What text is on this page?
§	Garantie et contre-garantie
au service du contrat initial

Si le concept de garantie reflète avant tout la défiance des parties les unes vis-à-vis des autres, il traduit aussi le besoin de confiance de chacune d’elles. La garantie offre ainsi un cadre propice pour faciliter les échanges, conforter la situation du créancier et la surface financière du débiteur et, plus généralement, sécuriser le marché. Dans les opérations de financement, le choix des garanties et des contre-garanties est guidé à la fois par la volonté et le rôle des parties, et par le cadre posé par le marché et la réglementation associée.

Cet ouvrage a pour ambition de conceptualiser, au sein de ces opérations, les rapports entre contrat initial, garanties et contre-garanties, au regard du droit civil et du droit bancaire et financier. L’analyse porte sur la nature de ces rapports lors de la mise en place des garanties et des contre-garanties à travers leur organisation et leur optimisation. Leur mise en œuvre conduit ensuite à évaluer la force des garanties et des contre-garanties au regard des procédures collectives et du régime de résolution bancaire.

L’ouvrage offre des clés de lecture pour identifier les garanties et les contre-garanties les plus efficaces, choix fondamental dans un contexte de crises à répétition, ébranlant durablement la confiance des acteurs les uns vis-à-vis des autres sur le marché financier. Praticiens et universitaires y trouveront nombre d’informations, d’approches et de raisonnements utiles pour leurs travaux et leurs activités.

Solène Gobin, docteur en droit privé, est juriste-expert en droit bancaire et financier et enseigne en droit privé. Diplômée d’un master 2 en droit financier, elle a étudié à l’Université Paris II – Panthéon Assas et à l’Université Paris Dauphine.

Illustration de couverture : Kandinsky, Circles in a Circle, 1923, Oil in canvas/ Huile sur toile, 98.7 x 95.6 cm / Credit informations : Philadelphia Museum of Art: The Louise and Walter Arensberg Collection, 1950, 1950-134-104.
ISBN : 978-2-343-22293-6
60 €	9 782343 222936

| SET EXERCISE |
Print the listing above in full, exactly as it is.

| COMPLETE RESPONSE |
What text is on this page?
§	Garantie et contre-garantie
au service du contrat initial

Si le concept de garantie reflète avant tout la défiance des parties les unes vis-à-vis des autres, il traduit aussi le besoin de confiance de chacune d’elles. La garantie offre ainsi un cadre propice pour faciliter les échanges, conforter la situation du créancier et la surface financière du débiteur et, plus généralement, sécuriser le marché. Dans les opérations de financement, le choix des garanties et des contre-garanties est guidé à la fois par la volonté et le rôle des parties, et par le cadre posé par le marché et la réglementation associée.

Cet ouvrage a pour ambition de conceptualiser, au sein de ces opérations, les rapports entre contrat initial, garanties et contre-garanties, au regard du droit civil et du droit bancaire et financier. L’analyse porte sur la nature de ces rapports lors de la mise en place des garanties et des contre-garanties à travers leur organisation et leur optimisation. Leur mise en œuvre conduit ensuite à évaluer la force des garanties et des contre-garanties au regard des procédures collectives et du régime de résolution bancaire.

L’ouvrage offre des clés de lecture pour identifier les garanties et les contre-garanties les plus efficaces, choix fondamental dans un contexte de crises à répétition, ébranlant durablement la confiance des acteurs les uns vis-à-vis des autres sur le marché financier. Praticiens et universitaires y trouveront nombre d’informations, d’approches et de raisonnements utiles pour leurs travaux et leurs activités.

Solène Gobin, docteur en droit privé, est juriste-expert en droit bancaire et financier et enseigne en droit privé. Diplômée d’un master 2 en droit financier, elle a étudié à l’Université Paris II – Panthéon Assas et à l’Université Paris Dauphine.

Illustration de couverture : Kandinsky, Circles in a Circle, 1923, Oil in canvas/ Huile sur toile, 98.7 x 95.6 cm / Credit informations : Philadelphia Museum of Art: The Louise and Walter Arensberg Collection, 1950, 1950-134-104.
ISBN : 978-2-343-22293-6
60 €	9 782343 222936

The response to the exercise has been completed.